-- begin Records shown --

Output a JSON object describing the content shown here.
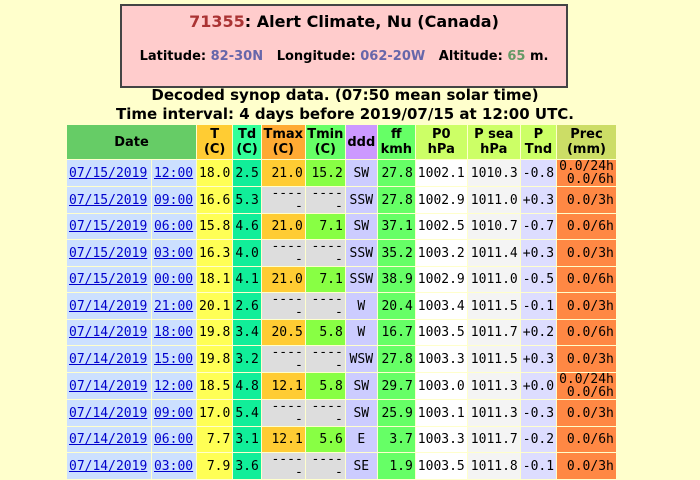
{
  "header": {
    "station": "71355",
    "name": "Alert Climate, Nu (Canada)",
    "latitude_label": "Latitude:",
    "latitude": "82-30N",
    "longitude_label": "Longitude:",
    "longitude": "062-20W",
    "altitude_label": "Altitude:",
    "altitude": "65",
    "altitude_unit": "m."
  },
  "subtitle": "Decoded synop data. (07:50 mean solar time)",
  "interval": "Time interval: 4 days before 2019/07/15 at 12:00 UTC.",
  "table": {
    "columns": [
      [
        "Date"
      ],
      [
        "T",
        "(C)"
      ],
      [
        "Td",
        "(C)"
      ],
      [
        "Tmax",
        "(C)"
      ],
      [
        "Tmin",
        "(C)"
      ],
      [
        "ddd"
      ],
      [
        "ff",
        "kmh"
      ],
      [
        "P0",
        "hPa"
      ],
      [
        "P sea",
        "hPa"
      ],
      [
        "P",
        "Tnd"
      ],
      [
        "Prec",
        "(mm)"
      ]
    ],
    "rows": [
      [
        "07/15/2019",
        "12:00",
        "18.0",
        "2.5",
        "21.0",
        "15.2",
        "SW",
        "27.8",
        "1002.1",
        "1010.3",
        "-0.8",
        [
          "0.0/24h",
          "0.0/6h"
        ]
      ],
      [
        "07/15/2019",
        "09:00",
        "16.6",
        "5.3",
        "-----",
        "-----",
        "SSW",
        "27.8",
        "1002.9",
        "1011.0",
        "+0.3",
        [
          "0.0/3h"
        ]
      ],
      [
        "07/15/2019",
        "06:00",
        "15.8",
        "4.6",
        "21.0",
        "7.1",
        "SW",
        "37.1",
        "1002.5",
        "1010.7",
        "-0.7",
        [
          "0.0/6h"
        ]
      ],
      [
        "07/15/2019",
        "03:00",
        "16.3",
        "4.0",
        "-----",
        "-----",
        "SSW",
        "35.2",
        "1003.2",
        "1011.4",
        "+0.3",
        [
          "0.0/3h"
        ]
      ],
      [
        "07/15/2019",
        "00:00",
        "18.1",
        "4.1",
        "21.0",
        "7.1",
        "SSW",
        "38.9",
        "1002.9",
        "1011.0",
        "-0.5",
        [
          "0.0/6h"
        ]
      ],
      [
        "07/14/2019",
        "21:00",
        "20.1",
        "2.6",
        "-----",
        "-----",
        "W",
        "20.4",
        "1003.4",
        "1011.5",
        "-0.1",
        [
          "0.0/3h"
        ]
      ],
      [
        "07/14/2019",
        "18:00",
        "19.8",
        "3.4",
        "20.5",
        "5.8",
        "W",
        "16.7",
        "1003.5",
        "1011.7",
        "+0.2",
        [
          "0.0/6h"
        ]
      ],
      [
        "07/14/2019",
        "15:00",
        "19.8",
        "3.2",
        "-----",
        "-----",
        "WSW",
        "27.8",
        "1003.3",
        "1011.5",
        "+0.3",
        [
          "0.0/3h"
        ]
      ],
      [
        "07/14/2019",
        "12:00",
        "18.5",
        "4.8",
        "12.1",
        "5.8",
        "SW",
        "29.7",
        "1003.0",
        "1011.3",
        "+0.0",
        [
          "0.0/24h",
          "0.0/6h"
        ]
      ],
      [
        "07/14/2019",
        "09:00",
        "17.0",
        "5.4",
        "-----",
        "-----",
        "SW",
        "25.9",
        "1003.1",
        "1011.3",
        "-0.3",
        [
          "0.0/3h"
        ]
      ],
      [
        "07/14/2019",
        "06:00",
        "7.7",
        "3.1",
        "12.1",
        "5.6",
        "E",
        "3.7",
        "1003.3",
        "1011.7",
        "-0.2",
        [
          "0.0/6h"
        ]
      ],
      [
        "07/14/2019",
        "03:00",
        "7.9",
        "3.6",
        "-----",
        "-----",
        "SE",
        "1.9",
        "1003.5",
        "1011.8",
        "-0.1",
        [
          "0.0/3h"
        ]
      ]
    ]
  }
}
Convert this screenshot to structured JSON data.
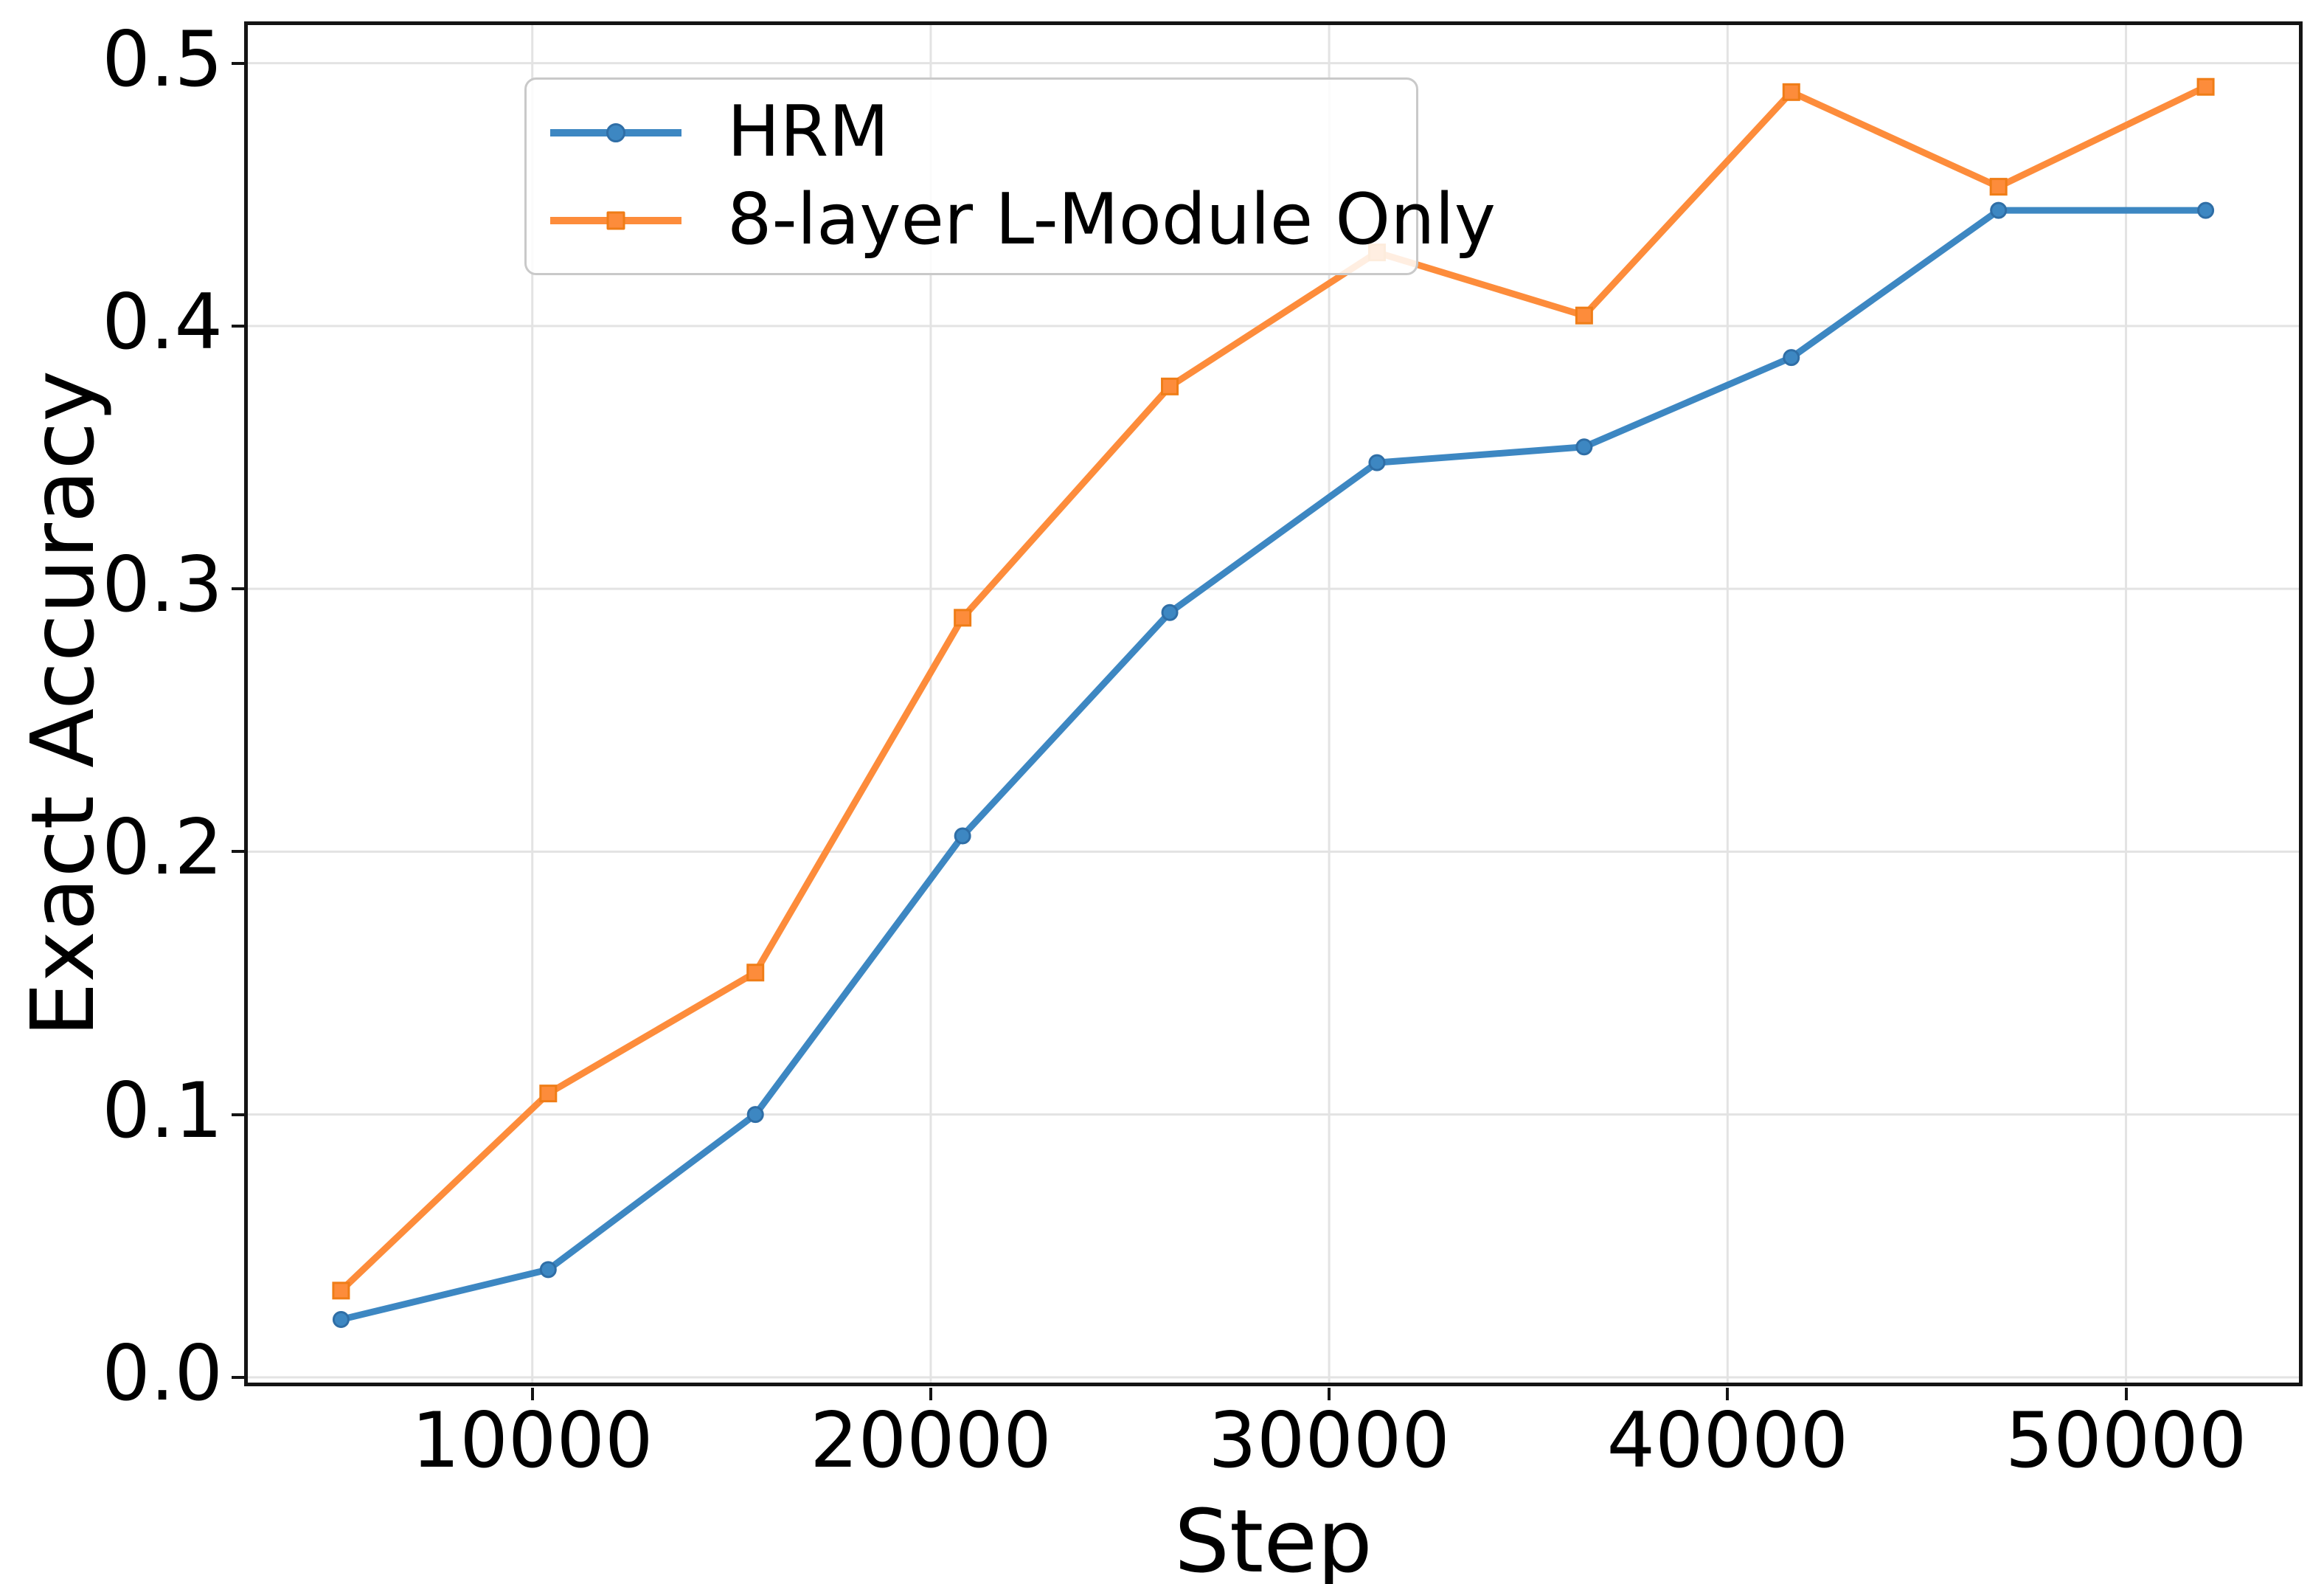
{
  "figure": {
    "background": "#ffffff",
    "spine_color": "#141414",
    "grid_color": "#e3e3e3",
    "text_color": "#000000"
  },
  "chart_data": {
    "type": "line",
    "title": "",
    "xlabel": "Step",
    "ylabel": "Exact Accuracy",
    "grid": true,
    "legend_position": "upper left",
    "xlim": [
      2860,
      54340
    ],
    "ylim": [
      -0.002,
      0.5145
    ],
    "xticks": {
      "values": [
        10000,
        20000,
        30000,
        40000,
        50000
      ],
      "labels": [
        "10000",
        "20000",
        "30000",
        "40000",
        "50000"
      ]
    },
    "yticks": {
      "values": [
        0.0,
        0.1,
        0.2,
        0.3,
        0.4,
        0.5
      ],
      "labels": [
        "0.0",
        "0.1",
        "0.2",
        "0.3",
        "0.4",
        "0.5"
      ]
    },
    "x": [
      5200,
      10400,
      15600,
      20800,
      26000,
      31200,
      36400,
      41600,
      46800,
      52000
    ],
    "series": [
      {
        "name": "HRM",
        "marker": "circle",
        "color": "#3d87c2",
        "marker_edge": "#2f6ea6",
        "values": [
          0.022,
          0.041,
          0.1,
          0.206,
          0.291,
          0.348,
          0.354,
          0.388,
          0.444,
          0.444
        ]
      },
      {
        "name": "8-layer L-Module Only",
        "marker": "square",
        "color": "#fd8c3b",
        "marker_edge": "#ef7d17",
        "values": [
          0.033,
          0.108,
          0.154,
          0.289,
          0.377,
          0.428,
          0.404,
          0.489,
          0.453,
          0.491
        ]
      }
    ]
  }
}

-- end Records shown --

■ **What the exercise asks**
State how many lines above contain the string "JSON", with no other words.

■ **Answer below**
2